Coordinate annotation records
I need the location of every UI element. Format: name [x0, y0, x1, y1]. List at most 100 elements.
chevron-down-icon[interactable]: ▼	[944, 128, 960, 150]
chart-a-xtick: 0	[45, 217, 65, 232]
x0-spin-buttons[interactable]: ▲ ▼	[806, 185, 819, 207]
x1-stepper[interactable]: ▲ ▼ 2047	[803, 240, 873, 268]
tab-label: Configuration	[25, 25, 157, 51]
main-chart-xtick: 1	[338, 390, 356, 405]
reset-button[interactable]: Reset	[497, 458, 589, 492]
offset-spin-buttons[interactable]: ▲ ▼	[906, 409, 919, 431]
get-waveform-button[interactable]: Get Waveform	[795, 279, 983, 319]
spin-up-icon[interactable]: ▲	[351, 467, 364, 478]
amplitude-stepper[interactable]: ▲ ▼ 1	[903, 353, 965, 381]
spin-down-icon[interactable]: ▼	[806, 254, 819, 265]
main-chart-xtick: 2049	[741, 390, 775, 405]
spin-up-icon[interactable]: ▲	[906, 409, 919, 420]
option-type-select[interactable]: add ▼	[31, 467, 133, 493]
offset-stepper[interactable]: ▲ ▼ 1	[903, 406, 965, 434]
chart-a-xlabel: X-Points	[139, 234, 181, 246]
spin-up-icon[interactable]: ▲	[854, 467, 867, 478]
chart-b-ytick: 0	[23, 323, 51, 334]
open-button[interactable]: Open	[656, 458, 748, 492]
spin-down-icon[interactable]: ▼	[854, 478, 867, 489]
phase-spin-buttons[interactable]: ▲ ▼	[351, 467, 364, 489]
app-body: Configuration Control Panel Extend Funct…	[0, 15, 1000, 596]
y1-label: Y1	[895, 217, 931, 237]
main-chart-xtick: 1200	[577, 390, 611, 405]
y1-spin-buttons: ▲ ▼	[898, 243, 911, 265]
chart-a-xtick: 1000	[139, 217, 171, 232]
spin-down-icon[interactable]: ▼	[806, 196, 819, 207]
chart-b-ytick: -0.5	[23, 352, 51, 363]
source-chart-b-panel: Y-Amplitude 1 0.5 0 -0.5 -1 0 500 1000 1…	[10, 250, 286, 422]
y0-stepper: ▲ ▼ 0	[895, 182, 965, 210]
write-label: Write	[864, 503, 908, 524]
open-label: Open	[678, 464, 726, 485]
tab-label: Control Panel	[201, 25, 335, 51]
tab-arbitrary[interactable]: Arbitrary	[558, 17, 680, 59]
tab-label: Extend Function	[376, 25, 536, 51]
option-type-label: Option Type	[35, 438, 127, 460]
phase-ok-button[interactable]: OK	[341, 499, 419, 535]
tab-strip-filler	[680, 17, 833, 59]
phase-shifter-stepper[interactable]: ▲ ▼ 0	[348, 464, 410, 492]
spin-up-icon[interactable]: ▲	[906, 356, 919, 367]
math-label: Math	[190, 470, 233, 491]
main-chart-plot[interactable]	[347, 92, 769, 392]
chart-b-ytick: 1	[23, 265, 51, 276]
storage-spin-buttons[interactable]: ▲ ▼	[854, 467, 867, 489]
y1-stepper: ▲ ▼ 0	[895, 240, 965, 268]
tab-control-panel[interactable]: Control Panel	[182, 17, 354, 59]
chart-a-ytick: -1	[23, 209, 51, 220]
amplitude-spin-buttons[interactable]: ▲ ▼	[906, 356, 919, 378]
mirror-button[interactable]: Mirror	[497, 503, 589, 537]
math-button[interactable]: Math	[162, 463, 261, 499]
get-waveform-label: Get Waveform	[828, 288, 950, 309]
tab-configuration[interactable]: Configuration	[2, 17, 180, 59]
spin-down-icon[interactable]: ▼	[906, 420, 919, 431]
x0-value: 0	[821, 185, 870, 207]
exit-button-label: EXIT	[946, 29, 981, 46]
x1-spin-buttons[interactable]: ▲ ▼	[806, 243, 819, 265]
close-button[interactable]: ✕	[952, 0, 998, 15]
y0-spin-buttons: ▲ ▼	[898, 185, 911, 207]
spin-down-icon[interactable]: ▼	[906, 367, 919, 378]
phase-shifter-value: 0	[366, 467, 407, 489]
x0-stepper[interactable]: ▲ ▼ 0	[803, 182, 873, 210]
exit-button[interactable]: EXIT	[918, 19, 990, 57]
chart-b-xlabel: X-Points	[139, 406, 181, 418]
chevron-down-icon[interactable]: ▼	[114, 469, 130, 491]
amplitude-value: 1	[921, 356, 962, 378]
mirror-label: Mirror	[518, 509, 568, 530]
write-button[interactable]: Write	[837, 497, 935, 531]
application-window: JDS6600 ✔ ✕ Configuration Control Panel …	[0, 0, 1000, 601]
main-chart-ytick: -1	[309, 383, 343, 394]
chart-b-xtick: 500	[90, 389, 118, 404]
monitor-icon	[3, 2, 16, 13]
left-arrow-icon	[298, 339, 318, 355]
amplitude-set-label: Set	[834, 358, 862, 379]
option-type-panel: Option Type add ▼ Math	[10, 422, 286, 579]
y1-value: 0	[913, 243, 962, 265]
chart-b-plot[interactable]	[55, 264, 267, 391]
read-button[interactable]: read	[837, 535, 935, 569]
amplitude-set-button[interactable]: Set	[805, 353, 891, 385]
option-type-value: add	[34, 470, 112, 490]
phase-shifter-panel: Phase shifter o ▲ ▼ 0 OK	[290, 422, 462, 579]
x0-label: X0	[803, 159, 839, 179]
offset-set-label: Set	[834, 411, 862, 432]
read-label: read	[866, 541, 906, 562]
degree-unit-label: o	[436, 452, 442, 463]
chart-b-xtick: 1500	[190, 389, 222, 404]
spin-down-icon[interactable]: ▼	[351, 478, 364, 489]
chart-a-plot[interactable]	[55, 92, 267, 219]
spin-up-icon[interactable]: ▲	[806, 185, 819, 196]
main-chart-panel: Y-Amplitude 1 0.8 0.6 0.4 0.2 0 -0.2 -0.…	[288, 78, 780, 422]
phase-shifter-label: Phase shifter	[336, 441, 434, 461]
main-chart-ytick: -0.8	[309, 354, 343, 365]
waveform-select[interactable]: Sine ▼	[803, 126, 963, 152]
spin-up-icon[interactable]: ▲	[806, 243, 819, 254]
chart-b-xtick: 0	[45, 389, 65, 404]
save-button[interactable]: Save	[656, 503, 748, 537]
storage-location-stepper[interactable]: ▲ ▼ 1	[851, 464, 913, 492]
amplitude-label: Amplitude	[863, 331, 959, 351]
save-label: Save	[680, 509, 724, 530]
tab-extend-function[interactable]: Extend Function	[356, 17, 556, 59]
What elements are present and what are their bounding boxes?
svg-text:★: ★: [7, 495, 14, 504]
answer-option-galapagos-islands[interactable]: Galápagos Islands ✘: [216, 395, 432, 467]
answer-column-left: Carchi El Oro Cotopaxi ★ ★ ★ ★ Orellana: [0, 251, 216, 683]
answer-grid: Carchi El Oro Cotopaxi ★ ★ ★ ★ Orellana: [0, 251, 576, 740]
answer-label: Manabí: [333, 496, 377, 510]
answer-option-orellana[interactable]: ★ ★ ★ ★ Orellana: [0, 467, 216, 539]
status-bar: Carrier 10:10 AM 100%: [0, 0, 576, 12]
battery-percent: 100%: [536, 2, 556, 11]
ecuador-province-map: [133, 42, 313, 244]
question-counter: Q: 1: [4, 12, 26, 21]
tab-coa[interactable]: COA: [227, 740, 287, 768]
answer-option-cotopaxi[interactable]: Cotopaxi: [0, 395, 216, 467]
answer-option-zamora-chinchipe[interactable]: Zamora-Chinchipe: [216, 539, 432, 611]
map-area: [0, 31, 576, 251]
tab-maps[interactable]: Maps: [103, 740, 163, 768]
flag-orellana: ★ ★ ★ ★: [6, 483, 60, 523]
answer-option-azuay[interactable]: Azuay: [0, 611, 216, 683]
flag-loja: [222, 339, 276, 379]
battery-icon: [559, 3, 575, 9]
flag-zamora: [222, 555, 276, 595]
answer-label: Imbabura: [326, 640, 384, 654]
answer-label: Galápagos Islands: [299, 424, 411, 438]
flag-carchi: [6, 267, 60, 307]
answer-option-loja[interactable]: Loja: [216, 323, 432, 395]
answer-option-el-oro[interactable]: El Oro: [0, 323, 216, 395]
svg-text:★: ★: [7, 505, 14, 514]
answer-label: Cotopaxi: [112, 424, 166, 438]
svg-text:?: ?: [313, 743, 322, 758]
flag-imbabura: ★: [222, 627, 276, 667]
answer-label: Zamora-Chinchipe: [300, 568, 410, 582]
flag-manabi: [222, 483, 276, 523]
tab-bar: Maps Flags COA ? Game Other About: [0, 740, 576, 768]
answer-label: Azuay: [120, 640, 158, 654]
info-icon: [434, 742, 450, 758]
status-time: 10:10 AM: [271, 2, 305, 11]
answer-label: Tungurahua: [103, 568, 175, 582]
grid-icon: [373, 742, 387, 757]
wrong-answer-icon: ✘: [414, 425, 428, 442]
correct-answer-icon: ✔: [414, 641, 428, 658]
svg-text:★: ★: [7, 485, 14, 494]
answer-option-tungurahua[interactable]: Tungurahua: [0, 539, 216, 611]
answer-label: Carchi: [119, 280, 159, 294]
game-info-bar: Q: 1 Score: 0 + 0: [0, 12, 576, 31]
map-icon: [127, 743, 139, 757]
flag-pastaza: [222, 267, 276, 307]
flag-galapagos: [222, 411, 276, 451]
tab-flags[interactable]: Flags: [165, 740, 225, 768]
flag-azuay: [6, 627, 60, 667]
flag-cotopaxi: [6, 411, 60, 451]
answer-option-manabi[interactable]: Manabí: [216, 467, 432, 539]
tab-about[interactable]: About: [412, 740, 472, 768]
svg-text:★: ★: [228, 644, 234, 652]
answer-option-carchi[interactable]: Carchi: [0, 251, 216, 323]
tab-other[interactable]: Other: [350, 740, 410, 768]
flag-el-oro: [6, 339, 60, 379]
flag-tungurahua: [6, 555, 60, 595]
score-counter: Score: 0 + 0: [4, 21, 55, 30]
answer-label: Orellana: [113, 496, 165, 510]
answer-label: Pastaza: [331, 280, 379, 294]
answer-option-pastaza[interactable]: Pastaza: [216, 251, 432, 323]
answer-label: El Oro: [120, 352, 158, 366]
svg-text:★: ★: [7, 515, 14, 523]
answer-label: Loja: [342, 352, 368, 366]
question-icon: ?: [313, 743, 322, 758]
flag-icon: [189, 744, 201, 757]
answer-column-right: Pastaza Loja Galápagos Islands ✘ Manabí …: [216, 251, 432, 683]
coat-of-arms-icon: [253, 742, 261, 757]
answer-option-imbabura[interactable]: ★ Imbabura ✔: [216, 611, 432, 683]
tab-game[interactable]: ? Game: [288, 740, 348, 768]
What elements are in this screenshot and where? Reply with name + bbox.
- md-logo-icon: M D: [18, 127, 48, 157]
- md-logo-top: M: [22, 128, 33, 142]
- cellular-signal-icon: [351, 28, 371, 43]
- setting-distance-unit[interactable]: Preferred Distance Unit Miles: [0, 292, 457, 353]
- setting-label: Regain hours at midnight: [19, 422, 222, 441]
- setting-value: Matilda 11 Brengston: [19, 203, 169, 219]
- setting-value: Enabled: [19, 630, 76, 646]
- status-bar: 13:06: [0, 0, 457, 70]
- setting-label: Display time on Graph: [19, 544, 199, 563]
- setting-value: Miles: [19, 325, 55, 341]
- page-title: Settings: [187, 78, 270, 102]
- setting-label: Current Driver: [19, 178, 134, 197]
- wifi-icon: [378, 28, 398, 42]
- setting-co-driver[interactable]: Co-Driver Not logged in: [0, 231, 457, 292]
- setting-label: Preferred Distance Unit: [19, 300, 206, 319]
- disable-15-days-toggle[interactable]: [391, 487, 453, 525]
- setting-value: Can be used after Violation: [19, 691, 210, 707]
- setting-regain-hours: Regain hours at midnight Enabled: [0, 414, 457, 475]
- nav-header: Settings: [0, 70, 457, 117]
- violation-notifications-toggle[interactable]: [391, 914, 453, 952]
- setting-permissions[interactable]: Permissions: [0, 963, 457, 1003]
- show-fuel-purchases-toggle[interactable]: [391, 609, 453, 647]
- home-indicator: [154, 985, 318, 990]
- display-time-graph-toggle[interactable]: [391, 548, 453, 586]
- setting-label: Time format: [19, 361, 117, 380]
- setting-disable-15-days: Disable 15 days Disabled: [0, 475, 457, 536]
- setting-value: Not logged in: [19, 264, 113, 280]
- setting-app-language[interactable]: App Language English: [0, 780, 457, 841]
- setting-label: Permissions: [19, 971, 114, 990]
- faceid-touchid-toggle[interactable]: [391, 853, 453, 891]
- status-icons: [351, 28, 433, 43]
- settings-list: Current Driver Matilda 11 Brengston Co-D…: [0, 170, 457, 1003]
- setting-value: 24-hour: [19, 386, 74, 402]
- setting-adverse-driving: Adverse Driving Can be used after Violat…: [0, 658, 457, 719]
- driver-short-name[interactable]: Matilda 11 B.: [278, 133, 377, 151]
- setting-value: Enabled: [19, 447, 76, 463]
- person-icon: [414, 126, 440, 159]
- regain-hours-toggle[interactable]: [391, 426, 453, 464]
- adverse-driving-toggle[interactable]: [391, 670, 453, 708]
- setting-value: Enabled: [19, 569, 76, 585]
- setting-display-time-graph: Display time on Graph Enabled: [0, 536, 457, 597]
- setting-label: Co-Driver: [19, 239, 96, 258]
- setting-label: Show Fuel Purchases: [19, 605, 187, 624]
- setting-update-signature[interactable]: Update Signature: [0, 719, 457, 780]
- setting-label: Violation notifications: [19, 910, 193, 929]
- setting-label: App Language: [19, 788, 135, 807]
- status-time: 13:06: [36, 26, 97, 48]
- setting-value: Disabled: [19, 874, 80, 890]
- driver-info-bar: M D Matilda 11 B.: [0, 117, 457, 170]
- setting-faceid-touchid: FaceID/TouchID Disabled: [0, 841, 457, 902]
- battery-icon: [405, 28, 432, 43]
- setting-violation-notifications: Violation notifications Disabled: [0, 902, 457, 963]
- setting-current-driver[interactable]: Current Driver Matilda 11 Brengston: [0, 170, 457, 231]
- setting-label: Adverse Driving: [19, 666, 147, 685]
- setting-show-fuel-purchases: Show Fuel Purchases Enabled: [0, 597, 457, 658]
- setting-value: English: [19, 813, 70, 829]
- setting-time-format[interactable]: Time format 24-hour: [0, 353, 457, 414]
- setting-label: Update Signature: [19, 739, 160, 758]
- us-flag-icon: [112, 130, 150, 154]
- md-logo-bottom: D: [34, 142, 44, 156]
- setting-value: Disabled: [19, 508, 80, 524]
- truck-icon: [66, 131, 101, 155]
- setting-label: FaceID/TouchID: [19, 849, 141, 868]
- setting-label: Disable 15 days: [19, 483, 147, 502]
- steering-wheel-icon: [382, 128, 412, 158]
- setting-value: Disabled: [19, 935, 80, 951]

STATED PROBLEM: Rewrite the lines from the first one through the line containing "409, 919, 431]", substituting "clickable" for "interactable" and leaving everything else unchanged.

FULL ANSWER:
I need the location of every UI element. Format: name [x0, y0, x1, y1]. List at most 100 elements.
chevron-down-icon[clickable]: ▼	[944, 128, 960, 150]
chart-a-xtick: 0	[45, 217, 65, 232]
x0-spin-buttons[clickable]: ▲ ▼	[806, 185, 819, 207]
x1-stepper[clickable]: ▲ ▼ 2047	[803, 240, 873, 268]
tab-label: Configuration	[25, 25, 157, 51]
main-chart-xtick: 1	[338, 390, 356, 405]
reset-button[clickable]: Reset	[497, 458, 589, 492]
offset-spin-buttons[clickable]: ▲ ▼	[906, 409, 919, 431]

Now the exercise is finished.